- SHORT TASK: Pick out every line in the data below that holds "this".

Dataset entries:
---*---

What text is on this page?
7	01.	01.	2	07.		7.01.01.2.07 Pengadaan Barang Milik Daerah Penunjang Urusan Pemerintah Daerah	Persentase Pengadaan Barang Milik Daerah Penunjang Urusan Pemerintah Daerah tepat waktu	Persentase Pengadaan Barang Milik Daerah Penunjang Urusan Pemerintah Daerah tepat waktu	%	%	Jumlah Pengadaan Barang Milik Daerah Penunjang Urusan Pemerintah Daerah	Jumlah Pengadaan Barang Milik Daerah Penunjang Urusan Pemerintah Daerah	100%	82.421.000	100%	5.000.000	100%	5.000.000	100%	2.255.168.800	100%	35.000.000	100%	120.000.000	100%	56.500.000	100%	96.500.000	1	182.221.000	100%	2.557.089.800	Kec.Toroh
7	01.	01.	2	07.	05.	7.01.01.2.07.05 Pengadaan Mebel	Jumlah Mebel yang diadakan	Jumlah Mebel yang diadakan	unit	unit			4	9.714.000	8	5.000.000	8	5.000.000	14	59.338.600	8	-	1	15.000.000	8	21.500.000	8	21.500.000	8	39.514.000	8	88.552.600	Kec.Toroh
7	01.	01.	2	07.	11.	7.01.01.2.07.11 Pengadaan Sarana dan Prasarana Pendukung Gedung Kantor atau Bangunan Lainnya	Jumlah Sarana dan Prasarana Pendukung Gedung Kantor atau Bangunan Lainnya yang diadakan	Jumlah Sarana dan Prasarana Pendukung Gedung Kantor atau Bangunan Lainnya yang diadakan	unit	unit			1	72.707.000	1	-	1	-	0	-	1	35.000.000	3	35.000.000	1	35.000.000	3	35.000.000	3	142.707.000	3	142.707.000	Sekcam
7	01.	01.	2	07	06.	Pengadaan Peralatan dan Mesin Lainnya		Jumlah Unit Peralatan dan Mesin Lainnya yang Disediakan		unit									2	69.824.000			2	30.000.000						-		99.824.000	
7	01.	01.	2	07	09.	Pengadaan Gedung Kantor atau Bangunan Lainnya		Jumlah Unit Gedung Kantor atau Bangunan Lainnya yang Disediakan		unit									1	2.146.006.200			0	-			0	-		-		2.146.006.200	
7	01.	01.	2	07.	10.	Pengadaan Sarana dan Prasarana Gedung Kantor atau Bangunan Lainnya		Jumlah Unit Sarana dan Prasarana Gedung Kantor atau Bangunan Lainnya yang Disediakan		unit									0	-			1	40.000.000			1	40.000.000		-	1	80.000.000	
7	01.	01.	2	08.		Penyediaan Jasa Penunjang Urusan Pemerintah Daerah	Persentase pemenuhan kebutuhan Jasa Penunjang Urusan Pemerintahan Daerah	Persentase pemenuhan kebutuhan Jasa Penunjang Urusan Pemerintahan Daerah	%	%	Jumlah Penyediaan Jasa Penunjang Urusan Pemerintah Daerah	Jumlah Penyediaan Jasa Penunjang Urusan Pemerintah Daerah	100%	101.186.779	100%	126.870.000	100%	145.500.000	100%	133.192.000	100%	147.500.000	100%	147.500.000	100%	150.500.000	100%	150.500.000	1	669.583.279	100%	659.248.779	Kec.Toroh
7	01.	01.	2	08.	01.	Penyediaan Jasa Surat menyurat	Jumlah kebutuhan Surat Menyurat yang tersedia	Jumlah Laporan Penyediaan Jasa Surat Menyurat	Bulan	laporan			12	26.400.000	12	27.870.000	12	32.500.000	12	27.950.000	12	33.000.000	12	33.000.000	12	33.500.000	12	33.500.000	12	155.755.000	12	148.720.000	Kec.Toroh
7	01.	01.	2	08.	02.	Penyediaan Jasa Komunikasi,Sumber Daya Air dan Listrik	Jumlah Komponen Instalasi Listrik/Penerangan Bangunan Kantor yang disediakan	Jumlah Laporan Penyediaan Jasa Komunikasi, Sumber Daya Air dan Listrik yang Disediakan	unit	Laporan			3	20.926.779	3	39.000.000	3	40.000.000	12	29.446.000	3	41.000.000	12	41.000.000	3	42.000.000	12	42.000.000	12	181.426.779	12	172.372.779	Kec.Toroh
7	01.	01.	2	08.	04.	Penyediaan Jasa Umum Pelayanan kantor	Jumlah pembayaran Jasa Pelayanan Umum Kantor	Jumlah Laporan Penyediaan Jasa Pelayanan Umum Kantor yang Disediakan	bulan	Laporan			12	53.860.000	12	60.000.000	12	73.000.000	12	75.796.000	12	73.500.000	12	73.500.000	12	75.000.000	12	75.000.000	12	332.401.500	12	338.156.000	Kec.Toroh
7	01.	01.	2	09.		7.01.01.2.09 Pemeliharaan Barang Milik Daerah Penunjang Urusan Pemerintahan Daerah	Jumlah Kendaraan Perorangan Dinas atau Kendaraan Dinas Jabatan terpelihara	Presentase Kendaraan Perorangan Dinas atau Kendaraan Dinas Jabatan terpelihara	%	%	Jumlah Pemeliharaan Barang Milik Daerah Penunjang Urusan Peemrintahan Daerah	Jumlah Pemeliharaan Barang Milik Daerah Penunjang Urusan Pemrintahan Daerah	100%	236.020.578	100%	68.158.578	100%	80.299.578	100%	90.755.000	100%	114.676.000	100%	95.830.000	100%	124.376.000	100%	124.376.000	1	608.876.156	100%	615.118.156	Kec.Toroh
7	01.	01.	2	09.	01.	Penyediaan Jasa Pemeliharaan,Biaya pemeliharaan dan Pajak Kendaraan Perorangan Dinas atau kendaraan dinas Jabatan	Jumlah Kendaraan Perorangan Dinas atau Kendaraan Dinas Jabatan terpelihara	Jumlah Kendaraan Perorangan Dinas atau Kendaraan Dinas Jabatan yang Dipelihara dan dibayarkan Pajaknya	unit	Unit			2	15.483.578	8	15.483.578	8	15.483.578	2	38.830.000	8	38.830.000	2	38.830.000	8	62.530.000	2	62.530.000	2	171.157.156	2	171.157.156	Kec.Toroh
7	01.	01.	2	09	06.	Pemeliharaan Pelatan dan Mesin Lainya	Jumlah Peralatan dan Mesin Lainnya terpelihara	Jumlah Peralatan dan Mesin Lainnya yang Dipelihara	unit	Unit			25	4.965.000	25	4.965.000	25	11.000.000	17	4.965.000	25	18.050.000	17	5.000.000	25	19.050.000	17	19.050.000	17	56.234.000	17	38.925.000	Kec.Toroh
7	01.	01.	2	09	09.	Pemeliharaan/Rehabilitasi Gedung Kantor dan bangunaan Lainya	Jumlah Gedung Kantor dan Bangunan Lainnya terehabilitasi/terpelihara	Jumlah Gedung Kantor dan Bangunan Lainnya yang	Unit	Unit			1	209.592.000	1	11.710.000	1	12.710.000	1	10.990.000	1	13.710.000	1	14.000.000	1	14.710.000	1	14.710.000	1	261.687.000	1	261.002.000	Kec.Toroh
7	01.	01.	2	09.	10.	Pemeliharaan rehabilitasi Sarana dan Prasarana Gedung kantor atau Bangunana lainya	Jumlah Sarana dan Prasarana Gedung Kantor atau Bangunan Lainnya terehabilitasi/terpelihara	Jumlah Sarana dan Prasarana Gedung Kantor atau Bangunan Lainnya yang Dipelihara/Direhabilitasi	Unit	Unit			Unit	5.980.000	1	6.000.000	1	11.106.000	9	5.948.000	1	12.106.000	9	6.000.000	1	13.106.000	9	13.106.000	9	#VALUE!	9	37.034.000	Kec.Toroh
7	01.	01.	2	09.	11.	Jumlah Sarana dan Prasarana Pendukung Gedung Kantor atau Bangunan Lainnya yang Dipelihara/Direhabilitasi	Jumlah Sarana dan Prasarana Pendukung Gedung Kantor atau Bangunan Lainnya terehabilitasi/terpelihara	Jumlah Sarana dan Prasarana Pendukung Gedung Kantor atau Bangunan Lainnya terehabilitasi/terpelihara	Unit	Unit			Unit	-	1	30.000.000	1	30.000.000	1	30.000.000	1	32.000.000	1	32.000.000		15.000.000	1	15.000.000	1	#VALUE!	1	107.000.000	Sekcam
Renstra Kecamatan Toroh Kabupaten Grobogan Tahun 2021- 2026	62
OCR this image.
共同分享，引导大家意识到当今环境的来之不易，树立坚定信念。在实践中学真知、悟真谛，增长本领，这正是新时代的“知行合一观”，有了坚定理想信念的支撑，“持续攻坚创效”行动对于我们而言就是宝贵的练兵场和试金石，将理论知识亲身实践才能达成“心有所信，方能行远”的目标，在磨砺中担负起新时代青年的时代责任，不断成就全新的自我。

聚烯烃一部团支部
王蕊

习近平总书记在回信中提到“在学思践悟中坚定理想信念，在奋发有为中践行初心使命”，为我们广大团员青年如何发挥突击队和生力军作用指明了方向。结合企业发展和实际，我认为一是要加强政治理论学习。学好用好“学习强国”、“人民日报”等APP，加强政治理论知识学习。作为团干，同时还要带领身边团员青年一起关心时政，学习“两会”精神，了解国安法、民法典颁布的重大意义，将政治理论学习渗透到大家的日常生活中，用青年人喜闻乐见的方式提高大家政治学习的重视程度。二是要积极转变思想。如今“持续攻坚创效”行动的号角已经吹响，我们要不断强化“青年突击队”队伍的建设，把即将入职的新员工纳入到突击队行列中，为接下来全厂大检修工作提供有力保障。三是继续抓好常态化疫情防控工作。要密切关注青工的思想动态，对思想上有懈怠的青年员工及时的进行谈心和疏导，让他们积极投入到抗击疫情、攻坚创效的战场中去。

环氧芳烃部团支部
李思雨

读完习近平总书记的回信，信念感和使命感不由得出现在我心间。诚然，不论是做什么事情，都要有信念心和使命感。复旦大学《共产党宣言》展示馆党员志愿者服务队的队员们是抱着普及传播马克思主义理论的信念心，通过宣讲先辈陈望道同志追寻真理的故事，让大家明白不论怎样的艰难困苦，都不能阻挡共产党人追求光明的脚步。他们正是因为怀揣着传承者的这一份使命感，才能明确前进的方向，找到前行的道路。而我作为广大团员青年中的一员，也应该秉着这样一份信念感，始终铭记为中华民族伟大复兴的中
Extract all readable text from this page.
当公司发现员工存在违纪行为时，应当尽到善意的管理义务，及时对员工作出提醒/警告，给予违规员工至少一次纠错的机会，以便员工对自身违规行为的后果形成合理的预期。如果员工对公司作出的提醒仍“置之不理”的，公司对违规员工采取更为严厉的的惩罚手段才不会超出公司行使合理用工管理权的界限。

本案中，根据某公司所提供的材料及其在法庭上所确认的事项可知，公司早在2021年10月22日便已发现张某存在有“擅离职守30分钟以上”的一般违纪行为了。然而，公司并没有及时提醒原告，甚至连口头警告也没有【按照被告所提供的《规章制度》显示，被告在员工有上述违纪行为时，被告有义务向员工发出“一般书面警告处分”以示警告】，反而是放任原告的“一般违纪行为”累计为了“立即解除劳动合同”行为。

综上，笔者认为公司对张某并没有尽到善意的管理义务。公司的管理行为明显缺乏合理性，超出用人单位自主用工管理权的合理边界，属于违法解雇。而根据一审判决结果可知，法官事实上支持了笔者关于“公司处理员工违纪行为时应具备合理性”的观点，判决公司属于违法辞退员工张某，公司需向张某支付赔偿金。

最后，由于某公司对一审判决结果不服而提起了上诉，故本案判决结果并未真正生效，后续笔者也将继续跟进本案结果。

---*---

- TASK OUTPUT:
What text is on this page?
OCR this image.
Extract all readable text from this page.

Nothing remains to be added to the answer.